Print the records again, character for character.

----

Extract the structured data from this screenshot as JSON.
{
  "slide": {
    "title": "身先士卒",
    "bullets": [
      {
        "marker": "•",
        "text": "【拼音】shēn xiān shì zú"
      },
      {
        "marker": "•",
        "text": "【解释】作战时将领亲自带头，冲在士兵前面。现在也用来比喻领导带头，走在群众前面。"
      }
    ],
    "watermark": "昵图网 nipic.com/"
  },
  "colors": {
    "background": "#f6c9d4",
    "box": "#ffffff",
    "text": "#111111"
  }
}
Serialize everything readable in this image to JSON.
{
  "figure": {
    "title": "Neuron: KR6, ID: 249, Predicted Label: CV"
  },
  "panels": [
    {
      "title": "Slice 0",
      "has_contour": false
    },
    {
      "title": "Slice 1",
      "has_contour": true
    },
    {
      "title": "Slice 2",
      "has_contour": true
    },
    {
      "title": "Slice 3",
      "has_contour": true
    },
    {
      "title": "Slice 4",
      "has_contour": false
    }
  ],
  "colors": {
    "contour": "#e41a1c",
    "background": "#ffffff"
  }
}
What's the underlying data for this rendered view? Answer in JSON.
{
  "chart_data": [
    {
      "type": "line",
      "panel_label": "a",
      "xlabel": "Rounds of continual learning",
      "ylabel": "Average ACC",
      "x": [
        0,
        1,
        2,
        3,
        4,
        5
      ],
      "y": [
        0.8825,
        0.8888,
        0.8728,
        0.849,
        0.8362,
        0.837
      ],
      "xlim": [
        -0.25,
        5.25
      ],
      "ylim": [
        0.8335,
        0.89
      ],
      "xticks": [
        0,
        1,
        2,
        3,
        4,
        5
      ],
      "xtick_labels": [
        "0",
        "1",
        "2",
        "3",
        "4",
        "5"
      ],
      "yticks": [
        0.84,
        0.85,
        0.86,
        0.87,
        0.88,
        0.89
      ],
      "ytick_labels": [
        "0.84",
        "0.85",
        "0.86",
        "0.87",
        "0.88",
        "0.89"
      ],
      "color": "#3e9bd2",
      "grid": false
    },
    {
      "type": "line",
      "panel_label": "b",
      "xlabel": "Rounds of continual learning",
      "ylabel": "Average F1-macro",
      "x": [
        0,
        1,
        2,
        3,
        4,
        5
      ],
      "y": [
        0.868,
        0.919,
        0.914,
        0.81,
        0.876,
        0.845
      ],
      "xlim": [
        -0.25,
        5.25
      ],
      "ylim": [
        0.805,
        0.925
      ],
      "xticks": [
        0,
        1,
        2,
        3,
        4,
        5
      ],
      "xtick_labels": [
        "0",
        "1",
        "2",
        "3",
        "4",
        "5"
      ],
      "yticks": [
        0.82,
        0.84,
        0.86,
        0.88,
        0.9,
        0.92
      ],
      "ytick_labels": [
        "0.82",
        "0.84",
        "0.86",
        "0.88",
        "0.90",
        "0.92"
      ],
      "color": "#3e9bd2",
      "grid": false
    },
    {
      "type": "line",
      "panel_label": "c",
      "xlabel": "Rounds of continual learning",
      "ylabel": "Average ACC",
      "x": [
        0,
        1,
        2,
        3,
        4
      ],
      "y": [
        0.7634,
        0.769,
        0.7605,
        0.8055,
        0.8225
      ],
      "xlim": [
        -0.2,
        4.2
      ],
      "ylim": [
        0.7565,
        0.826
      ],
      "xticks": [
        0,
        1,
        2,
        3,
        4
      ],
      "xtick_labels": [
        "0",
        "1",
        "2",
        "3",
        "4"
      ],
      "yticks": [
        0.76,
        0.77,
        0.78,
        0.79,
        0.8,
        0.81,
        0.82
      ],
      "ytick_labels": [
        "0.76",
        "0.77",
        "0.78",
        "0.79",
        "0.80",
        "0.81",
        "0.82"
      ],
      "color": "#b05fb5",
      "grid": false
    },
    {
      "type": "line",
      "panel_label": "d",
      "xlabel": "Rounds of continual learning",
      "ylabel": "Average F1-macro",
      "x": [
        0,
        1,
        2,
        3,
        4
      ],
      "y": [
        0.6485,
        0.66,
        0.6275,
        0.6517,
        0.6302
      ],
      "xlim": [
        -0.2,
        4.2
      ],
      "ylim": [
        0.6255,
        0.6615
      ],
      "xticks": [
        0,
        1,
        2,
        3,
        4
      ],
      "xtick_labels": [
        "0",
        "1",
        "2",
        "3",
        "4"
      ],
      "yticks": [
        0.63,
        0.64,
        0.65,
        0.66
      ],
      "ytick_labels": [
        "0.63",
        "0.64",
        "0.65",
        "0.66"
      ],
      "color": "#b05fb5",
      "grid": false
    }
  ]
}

----

● **Complete response**:
Extract the structured data from this screenshot as JSON.
{
  "slide": {
    "title": "身先士卒",
    "bullets": [
      {
        "marker": "•",
        "text": "【拼音】shēn xiān shì zú"
      },
      {
        "marker": "•",
        "text": "【解释】作战时将领亲自带头，冲在士兵前面。现在也用来比喻领导带头，走在群众前面。"
      }
    ],
    "watermark": "昵图网 nipic.com/"
  },
  "colors": {
    "background": "#f6c9d4",
    "box": "#ffffff",
    "text": "#111111"
  }
}
Serialize everything readable in this image to JSON.
{
  "figure": {
    "title": "Neuron: KR6, ID: 249, Predicted Label: CV"
  },
  "panels": [
    {
      "title": "Slice 0",
      "has_contour": false
    },
    {
      "title": "Slice 1",
      "has_contour": true
    },
    {
      "title": "Slice 2",
      "has_contour": true
    },
    {
      "title": "Slice 3",
      "has_contour": true
    },
    {
      "title": "Slice 4",
      "has_contour": false
    }
  ],
  "colors": {
    "contour": "#e41a1c",
    "background": "#ffffff"
  }
}
What's the underlying data for this rendered view? Answer in JSON.
{
  "chart_data": [
    {
      "type": "line",
      "panel_label": "a",
      "xlabel": "Rounds of continual learning",
      "ylabel": "Average ACC",
      "x": [
        0,
        1,
        2,
        3,
        4,
        5
      ],
      "y": [
        0.8825,
        0.8888,
        0.8728,
        0.849,
        0.8362,
        0.837
      ],
      "xlim": [
        -0.25,
        5.25
      ],
      "ylim": [
        0.8335,
        0.89
      ],
      "xticks": [
        0,
        1,
        2,
        3,
        4,
        5
      ],
      "xtick_labels": [
        "0",
        "1",
        "2",
        "3",
        "4",
        "5"
      ],
      "yticks": [
        0.84,
        0.85,
        0.86,
        0.87,
        0.88,
        0.89
      ],
      "ytick_labels": [
        "0.84",
        "0.85",
        "0.86",
        "0.87",
        "0.88",
        "0.89"
      ],
      "color": "#3e9bd2",
      "grid": false
    },
    {
      "type": "line",
      "panel_label": "b",
      "xlabel": "Rounds of continual learning",
      "ylabel": "Average F1-macro",
      "x": [
        0,
        1,
        2,
        3,
        4,
        5
      ],
      "y": [
        0.868,
        0.919,
        0.914,
        0.81,
        0.876,
        0.845
      ],
      "xlim": [
        -0.25,
        5.25
      ],
      "ylim": [
        0.805,
        0.925
      ],
      "xticks": [
        0,
        1,
        2,
        3,
        4,
        5
      ],
      "xtick_labels": [
        "0",
        "1",
        "2",
        "3",
        "4",
        "5"
      ],
      "yticks": [
        0.82,
        0.84,
        0.86,
        0.88,
        0.9,
        0.92
      ],
      "ytick_labels": [
        "0.82",
        "0.84",
        "0.86",
        "0.88",
        "0.90",
        "0.92"
      ],
      "color": "#3e9bd2",
      "grid": false
    },
    {
      "type": "line",
      "panel_label": "c",
      "xlabel": "Rounds of continual learning",
      "ylabel": "Average ACC",
      "x": [
        0,
        1,
        2,
        3,
        4
      ],
      "y": [
        0.7634,
        0.769,
        0.7605,
        0.8055,
        0.8225
      ],
      "xlim": [
        -0.2,
        4.2
      ],
      "ylim": [
        0.7565,
        0.826
      ],
      "xticks": [
        0,
        1,
        2,
        3,
        4
      ],
      "xtick_labels": [
        "0",
        "1",
        "2",
        "3",
        "4"
      ],
      "yticks": [
        0.76,
        0.77,
        0.78,
        0.79,
        0.8,
        0.81,
        0.82
      ],
      "ytick_labels": [
        "0.76",
        "0.77",
        "0.78",
        "0.79",
        "0.80",
        "0.81",
        "0.82"
      ],
      "color": "#b05fb5",
      "grid": false
    },
    {
      "type": "line",
      "panel_label": "d",
      "xlabel": "Rounds of continual learning",
      "ylabel": "Average F1-macro",
      "x": [
        0,
        1,
        2,
        3,
        4
      ],
      "y": [
        0.6485,
        0.66,
        0.6275,
        0.6517,
        0.6302
      ],
      "xlim": [
        -0.2,
        4.2
      ],
      "ylim": [
        0.6255,
        0.6615
      ],
      "xticks": [
        0,
        1,
        2,
        3,
        4
      ],
      "xtick_labels": [
        "0",
        "1",
        "2",
        "3",
        "4"
      ],
      "yticks": [
        0.63,
        0.64,
        0.65,
        0.66
      ],
      "ytick_labels": [
        "0.63",
        "0.64",
        "0.65",
        "0.66"
      ],
      "color": "#b05fb5",
      "grid": false
    }
  ]
}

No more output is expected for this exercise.